■ **Problem statement**
Filter the data for lines with the word "threads", then copy every line so identified.

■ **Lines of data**
◇ ◇ ◇ ◇

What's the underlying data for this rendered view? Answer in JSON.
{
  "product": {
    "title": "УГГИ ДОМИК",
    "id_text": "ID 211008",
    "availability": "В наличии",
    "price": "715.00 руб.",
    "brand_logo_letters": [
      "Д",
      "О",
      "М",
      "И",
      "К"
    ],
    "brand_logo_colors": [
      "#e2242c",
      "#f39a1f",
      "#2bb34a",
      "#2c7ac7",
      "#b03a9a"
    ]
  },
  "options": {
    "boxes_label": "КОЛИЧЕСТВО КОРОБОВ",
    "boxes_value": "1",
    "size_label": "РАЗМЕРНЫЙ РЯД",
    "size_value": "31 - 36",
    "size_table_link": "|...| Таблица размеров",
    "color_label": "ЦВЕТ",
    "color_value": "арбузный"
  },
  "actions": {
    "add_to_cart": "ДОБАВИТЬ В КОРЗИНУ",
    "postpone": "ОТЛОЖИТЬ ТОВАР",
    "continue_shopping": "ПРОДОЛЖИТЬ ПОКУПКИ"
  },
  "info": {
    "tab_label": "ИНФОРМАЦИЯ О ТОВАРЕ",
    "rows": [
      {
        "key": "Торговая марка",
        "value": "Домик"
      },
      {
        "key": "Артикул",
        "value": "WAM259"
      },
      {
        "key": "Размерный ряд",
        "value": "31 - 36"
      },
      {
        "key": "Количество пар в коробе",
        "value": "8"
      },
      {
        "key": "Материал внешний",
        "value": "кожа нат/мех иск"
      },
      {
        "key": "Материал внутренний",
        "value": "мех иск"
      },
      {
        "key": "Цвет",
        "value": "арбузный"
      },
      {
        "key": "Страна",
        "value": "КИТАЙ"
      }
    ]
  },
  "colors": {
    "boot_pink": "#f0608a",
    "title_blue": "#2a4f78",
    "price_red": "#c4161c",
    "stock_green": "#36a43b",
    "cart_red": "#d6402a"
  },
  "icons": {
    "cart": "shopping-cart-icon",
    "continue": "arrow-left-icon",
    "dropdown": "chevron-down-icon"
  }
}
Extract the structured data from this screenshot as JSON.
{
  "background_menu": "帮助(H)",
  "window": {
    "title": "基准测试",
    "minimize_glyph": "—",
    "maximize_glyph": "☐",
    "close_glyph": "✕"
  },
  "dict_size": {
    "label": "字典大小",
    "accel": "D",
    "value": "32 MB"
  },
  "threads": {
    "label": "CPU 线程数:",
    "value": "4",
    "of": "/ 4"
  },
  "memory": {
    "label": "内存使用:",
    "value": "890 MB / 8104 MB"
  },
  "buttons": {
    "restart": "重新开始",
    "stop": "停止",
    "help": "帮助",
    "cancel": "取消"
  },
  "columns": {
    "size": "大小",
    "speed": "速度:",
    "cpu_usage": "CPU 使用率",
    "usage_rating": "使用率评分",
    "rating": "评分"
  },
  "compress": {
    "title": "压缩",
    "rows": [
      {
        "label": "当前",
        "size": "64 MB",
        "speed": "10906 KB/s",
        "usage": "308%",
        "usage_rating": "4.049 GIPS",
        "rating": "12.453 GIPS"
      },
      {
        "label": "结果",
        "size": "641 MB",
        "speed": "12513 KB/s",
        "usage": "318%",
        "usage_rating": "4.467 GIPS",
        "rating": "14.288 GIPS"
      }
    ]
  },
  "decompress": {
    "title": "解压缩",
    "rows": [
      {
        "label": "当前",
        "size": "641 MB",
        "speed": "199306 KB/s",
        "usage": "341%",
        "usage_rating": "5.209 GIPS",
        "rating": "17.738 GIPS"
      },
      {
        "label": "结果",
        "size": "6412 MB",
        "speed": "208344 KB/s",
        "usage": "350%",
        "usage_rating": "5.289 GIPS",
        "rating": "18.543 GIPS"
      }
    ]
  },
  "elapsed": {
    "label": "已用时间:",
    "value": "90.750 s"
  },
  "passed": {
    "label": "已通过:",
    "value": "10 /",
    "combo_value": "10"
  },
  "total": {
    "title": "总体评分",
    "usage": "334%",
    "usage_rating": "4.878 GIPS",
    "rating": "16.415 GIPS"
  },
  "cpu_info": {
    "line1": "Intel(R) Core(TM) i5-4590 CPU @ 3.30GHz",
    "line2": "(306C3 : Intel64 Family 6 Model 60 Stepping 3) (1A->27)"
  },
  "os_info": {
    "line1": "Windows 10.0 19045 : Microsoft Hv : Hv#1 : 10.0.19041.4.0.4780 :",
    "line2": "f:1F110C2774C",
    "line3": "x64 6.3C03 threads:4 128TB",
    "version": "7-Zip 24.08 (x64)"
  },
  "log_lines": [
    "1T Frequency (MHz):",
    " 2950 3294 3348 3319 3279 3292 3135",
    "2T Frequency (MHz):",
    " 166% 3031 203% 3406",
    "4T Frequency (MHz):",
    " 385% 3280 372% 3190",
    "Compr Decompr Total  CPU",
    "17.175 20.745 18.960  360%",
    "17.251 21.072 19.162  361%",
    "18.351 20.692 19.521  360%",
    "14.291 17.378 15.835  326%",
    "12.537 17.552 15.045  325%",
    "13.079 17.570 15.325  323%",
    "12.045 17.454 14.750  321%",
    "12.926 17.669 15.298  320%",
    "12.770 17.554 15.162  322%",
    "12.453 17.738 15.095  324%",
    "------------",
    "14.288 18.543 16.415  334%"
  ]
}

◇ ◇ ◇ ◇

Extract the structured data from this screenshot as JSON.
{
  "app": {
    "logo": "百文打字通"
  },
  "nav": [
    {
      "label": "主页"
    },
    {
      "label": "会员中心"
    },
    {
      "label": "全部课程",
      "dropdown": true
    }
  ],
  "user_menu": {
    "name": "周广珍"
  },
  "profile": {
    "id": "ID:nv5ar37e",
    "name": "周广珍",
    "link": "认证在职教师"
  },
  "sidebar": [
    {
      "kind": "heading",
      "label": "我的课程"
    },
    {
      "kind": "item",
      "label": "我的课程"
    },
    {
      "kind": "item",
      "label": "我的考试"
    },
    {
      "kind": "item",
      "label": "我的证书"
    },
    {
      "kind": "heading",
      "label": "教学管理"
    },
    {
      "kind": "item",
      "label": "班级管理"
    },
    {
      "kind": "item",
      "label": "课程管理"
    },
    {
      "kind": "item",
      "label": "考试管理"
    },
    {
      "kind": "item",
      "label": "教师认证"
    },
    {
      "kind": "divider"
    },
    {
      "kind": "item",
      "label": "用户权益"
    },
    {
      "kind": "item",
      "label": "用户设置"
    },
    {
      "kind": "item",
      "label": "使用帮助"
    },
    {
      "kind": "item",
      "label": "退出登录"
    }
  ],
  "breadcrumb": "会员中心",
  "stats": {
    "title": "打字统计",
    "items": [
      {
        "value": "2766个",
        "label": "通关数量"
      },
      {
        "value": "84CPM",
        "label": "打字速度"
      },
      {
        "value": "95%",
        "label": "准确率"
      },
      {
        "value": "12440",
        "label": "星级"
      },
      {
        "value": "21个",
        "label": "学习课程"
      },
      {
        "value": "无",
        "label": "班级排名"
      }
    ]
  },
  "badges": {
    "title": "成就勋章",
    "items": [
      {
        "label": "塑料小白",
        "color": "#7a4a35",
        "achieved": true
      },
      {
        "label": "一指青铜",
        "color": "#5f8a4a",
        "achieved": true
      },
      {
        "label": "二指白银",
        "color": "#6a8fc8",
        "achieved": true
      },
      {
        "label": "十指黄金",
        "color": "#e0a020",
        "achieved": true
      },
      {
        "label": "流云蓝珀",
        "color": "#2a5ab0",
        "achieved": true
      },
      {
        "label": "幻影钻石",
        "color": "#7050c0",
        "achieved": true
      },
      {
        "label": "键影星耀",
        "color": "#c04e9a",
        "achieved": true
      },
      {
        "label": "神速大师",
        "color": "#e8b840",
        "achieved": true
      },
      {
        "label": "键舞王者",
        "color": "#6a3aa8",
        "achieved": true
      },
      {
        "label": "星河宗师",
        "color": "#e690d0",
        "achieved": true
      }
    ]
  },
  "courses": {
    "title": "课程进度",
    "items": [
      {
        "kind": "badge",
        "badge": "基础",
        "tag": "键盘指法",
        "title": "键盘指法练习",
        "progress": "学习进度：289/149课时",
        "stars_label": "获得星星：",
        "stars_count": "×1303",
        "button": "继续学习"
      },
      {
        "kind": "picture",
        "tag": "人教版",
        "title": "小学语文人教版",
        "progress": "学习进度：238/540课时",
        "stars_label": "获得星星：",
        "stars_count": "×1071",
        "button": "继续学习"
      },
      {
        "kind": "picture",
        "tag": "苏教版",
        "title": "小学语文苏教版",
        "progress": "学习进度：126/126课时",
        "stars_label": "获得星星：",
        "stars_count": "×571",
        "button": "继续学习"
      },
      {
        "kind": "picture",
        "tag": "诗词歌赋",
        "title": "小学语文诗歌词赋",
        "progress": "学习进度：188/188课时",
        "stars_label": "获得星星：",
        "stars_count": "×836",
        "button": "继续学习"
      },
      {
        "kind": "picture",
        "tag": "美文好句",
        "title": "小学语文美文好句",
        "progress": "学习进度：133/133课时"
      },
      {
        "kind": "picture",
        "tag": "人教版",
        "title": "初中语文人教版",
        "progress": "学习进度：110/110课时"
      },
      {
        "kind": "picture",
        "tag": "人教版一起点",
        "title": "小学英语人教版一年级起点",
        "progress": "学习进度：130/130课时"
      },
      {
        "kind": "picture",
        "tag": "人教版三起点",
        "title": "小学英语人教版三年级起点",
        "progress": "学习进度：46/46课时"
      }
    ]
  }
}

◇ ◇ ◇ ◇

■ **Response**
  "threads": {
    "line3": "x64 6.3C03 threads:4 128TB",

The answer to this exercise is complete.